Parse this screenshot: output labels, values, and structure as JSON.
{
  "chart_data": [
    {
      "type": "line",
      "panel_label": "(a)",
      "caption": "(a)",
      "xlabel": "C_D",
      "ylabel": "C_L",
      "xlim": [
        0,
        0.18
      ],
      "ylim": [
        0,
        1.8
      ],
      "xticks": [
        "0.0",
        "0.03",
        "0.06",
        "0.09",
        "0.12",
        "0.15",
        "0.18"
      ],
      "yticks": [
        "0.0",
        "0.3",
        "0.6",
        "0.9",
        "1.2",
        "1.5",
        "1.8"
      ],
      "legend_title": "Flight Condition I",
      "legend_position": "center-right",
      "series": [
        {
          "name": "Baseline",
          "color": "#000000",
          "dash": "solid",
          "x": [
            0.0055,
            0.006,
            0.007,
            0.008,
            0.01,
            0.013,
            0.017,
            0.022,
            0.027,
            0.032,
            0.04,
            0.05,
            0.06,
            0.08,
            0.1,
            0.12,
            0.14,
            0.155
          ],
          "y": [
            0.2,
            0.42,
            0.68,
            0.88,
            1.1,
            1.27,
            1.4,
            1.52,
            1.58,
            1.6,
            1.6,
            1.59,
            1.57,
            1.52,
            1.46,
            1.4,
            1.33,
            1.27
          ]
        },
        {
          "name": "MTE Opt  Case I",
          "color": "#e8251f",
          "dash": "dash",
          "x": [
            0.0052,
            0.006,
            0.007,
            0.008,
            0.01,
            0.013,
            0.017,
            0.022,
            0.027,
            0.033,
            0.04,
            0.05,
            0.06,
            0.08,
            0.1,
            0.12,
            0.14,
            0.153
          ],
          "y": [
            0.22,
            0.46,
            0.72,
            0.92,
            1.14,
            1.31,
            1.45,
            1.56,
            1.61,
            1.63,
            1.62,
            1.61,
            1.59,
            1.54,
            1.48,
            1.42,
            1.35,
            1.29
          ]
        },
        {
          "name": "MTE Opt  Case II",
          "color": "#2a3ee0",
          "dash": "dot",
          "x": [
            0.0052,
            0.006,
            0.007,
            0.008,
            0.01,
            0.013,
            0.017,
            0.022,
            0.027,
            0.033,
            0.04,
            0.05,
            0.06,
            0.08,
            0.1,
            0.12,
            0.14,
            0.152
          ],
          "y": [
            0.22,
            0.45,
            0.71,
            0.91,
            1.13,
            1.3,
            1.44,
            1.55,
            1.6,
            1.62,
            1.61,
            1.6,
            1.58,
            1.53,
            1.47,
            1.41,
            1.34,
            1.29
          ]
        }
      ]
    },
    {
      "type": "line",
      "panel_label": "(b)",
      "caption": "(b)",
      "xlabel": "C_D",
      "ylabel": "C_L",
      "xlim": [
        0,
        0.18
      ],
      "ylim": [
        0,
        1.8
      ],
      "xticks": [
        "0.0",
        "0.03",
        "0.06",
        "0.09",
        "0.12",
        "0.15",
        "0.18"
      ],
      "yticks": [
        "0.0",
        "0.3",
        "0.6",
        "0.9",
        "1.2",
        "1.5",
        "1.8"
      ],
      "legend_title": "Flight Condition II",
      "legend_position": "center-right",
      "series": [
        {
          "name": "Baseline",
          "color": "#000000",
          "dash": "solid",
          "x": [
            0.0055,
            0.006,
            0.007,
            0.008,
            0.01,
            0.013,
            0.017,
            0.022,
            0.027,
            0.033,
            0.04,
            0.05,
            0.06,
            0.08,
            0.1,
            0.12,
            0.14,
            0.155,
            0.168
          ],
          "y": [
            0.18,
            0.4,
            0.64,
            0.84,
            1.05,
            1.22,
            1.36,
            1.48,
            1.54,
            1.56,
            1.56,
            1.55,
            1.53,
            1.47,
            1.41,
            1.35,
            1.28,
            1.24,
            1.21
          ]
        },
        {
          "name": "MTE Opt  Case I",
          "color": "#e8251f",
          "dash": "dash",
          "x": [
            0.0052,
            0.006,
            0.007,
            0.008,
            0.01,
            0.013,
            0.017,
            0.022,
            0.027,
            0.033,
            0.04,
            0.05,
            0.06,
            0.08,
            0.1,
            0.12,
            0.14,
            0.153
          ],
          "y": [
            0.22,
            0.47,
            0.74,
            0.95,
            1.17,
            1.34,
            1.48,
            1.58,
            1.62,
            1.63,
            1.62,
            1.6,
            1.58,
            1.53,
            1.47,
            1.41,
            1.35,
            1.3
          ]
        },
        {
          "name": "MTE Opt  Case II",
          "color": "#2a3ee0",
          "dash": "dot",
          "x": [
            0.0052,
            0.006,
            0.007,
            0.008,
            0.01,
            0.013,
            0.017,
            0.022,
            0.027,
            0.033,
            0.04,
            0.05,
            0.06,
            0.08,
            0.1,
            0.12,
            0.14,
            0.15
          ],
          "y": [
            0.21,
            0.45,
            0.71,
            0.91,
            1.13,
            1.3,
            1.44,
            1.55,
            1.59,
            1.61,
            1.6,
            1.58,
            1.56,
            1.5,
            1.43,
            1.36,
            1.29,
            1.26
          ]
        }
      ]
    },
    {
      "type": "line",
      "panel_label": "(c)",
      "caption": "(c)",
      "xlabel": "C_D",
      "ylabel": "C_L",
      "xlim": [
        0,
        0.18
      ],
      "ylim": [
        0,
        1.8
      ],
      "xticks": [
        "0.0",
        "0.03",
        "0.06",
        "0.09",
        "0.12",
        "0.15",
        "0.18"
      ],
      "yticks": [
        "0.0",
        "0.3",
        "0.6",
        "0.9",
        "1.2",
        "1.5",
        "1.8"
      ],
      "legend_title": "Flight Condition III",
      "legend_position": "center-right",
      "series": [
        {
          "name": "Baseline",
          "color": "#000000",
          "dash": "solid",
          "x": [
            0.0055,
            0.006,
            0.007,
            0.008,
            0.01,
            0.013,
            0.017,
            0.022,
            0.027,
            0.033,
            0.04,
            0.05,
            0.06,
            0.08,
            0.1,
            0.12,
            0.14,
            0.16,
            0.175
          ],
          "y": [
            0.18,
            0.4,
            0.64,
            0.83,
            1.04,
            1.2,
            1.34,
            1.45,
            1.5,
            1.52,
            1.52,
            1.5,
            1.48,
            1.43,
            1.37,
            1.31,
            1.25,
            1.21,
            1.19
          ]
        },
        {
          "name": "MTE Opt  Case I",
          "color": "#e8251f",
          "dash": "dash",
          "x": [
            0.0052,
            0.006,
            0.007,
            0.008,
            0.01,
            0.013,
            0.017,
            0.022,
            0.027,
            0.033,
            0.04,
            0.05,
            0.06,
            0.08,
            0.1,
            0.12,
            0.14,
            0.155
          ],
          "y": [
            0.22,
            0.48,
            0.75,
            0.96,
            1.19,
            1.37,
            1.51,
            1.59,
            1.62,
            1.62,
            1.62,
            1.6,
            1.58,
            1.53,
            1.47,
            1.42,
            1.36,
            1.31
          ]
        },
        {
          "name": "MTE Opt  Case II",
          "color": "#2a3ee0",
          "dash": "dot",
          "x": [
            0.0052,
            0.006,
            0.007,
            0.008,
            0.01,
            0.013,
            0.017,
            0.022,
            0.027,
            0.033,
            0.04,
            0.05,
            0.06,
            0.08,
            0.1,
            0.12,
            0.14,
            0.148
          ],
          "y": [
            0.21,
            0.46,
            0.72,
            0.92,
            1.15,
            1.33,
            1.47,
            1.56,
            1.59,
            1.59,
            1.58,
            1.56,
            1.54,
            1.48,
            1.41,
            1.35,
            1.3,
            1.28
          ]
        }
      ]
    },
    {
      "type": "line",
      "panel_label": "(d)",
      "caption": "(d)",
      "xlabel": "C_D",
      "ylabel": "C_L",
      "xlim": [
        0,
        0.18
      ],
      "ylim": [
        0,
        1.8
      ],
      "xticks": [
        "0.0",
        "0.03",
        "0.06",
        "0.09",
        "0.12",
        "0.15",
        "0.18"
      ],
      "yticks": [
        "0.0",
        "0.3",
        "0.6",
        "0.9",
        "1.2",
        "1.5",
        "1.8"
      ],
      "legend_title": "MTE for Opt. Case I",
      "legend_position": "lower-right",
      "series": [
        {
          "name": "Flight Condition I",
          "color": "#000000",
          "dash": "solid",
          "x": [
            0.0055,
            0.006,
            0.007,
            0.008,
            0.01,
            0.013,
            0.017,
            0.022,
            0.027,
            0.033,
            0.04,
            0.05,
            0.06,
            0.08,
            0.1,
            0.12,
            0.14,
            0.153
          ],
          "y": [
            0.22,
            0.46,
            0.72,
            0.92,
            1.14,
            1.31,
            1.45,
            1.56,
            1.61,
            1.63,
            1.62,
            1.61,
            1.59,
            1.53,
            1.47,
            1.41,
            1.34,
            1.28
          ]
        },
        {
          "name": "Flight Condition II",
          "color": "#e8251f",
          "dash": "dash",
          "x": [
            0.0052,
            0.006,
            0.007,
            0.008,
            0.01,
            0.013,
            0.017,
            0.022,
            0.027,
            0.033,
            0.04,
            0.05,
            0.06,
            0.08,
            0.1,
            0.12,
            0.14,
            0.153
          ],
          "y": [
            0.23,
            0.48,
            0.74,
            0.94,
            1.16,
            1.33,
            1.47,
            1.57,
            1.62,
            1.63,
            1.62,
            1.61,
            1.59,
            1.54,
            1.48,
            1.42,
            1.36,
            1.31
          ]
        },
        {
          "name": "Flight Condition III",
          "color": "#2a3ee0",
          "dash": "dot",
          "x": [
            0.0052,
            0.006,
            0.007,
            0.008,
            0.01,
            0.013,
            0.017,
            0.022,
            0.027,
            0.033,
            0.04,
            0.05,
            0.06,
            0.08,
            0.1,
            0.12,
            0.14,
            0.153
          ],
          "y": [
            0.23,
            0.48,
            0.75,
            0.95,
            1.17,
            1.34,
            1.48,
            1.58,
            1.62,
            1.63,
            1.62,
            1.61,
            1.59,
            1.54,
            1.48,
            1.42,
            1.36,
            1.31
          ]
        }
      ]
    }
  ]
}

# Requirement
Determine how many lines of the data contain the word "Flight", and reply with that number only.

# Response to this exercise
6